THINGS TO DO:
• 1. In the text on the Alberta biker conflict, how did the conflict ultimately come to an end?
• 2. Continue the text on the Alberta biker conflict from its last sentence.

In the early eighties, as the Reapers grew more powerful and the Rebels less so, the Rebels were warned by the Reapers not to fly the "Alberta" lower rocker on threat of club warfare, so members of the Rebel's Calgary chapter used "Southern Alberta" for the lower rocker and Edmonton members flew "Northern Alberta". King's Crew, meanwhile, were tolerated in their use of "Calgary" as the lower rocker, while the Saskatchewan Rebels, at that point being the dominant club in that province, flew "Saskatchewan" as their lower rocker.

In the late 1970s and early 1980s (the golden era in western Canada for independent one-percenter clubs), the Rebels were the dominant club in the Edmonton area, while the Reapers were the largest club in Red Deer and Calgary.

In 1977, the Kings Crew was established and quickly became a major player in Alberta, especially Calgary. During this time they would align themselves with the Rebels Motorcycle Club, who had also become an enemy of the Grim Reapers Motorcycle Club. In the 1980s they would become much more involved in the Alberta biker conflict.

Note: see Criminal allegations and Incidents for Kings Crew involvement in conflict

The conflict would ultimately come to an end when all major parties patched over to the Hells Angels in the late 1990s.

==Criminal activities and incidents==
In February, 1983. For aligning with their main rivals in the province the Rebels MC. Members of the Grim Reapers Motorcycle Club would steal the "Cuts" off of five members of the Kings Crew Motorcycle Club at gunpoint. They were set on fire and delivered to the offices of the Calgary newspaper.

In March, 1983. Multiple assault-rifle bullets are shot at the Grim Reapers Calgary Chapter clubhouse. It is believed that the attack was carried out by the Kings Crew MC.

On April 13, 1983. The Kings Crew clubhouse is targeted by a bombing. The building is destroyed.

On April 27, 1983. Kings Crew Motorcycle Club President, Melvin Jordan's house is bombed, fifteen rounds from an assault rifle struck the property, he survived the attempt.

On May 16, 1983. Full patch member of the Grim Reapers, Larry Graham's car is bombed. Kings Crew members are suspected of the bombing

On June 8, 1983. Turning allegiances after the assassination attempt out of fear for his life, now Kings Crew affiliate Larry Graham and his wife are the victims of an attempted kidnapping. Larry Graham is struck in the head with a firearm.

On June 10, 1983. Kings Crew Ronald “Wrongway” Moore is assassinated. His jeep was rigged with an explosive and exploded when he tried to start the vehicle.

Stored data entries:
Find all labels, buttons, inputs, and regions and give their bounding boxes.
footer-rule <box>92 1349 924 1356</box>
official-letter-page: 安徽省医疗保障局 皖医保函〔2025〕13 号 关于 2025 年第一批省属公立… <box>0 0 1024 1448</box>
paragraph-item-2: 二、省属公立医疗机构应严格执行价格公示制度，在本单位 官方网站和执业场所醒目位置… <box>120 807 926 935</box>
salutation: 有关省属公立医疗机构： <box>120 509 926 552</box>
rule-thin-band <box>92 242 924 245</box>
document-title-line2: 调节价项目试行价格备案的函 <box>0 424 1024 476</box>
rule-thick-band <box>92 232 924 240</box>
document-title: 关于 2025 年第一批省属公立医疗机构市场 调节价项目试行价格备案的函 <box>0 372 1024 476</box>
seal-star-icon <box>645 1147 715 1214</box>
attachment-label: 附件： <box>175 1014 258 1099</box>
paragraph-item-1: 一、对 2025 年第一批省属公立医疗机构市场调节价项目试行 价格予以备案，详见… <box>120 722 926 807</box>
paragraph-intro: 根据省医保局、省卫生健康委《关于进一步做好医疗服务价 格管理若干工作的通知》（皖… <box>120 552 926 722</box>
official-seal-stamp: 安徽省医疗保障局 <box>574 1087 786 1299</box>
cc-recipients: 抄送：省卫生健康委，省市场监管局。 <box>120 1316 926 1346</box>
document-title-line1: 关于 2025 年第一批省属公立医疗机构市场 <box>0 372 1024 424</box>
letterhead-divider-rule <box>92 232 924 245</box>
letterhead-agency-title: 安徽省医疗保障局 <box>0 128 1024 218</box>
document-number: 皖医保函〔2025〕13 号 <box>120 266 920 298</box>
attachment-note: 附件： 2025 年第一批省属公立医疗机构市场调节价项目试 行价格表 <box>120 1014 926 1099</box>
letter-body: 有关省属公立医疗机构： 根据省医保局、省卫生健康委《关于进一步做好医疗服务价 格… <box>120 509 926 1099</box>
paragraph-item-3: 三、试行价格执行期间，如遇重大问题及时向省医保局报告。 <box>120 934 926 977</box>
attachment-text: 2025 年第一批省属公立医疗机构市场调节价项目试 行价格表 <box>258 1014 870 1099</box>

TASK-BY-TASK RESULTS:
• 1. All major parties patched over to the Hells Angels in the late 1990s.

• 2.
On July 30, 1983. The “Southside Harley and Speed” a motorcycle shop, owned by Grim Reapers members in Edmonton, Alberta, is bombed and destroyed. Kings Crew Motorcycle Club members are suspected.

On December 18, 1983. James St Pierre member of the Kings Crew arrives at the hospital with multiple stab wounds. It is believed to be members of the Grim Reapers that were responsible.

On January 22, 1984. Kings Crew member Steven Albert Joell is killed outside of his home. Grim Reapers are accused of the shooting.

In April 1984. Member of the Kings Crew, Wayne Jordan was exiting a store when two Grim Reapers approached him and pointed firearm at him. He ran into the store and called the authorities, identifying the opposing Club members who were placed in police custody. The Kings Crew Motorcycle Club kicked him out of the club for informing police.

On August 13, 1984. Grim Reapers member David Worshek is hospitalized by Kings Crew members.

On July 26, 1987. Kings Crew member Richard Moyes is knocked unconscious by Michael Doll, Kerry Eastman and Derek Smith. Members of the Grim Reapers Motorcycle Club, they took his "Cut".

On October 1, 1987. Full patch member of Kings Crew Louis Aaron Blatt is reported missing by his wife Valerie Blatt. It is assumed that the Grim Reapers had taken him and murdered him, disposed of the body. It was believed by local authorities that the body was disposed of without a trace to stop the Kings Crew club from claiming the $50,000 life insurance policy payout.

The Kings Crew were listed as an Outlaw Motorcycle Gang by Criminal Intelligence Service Canada.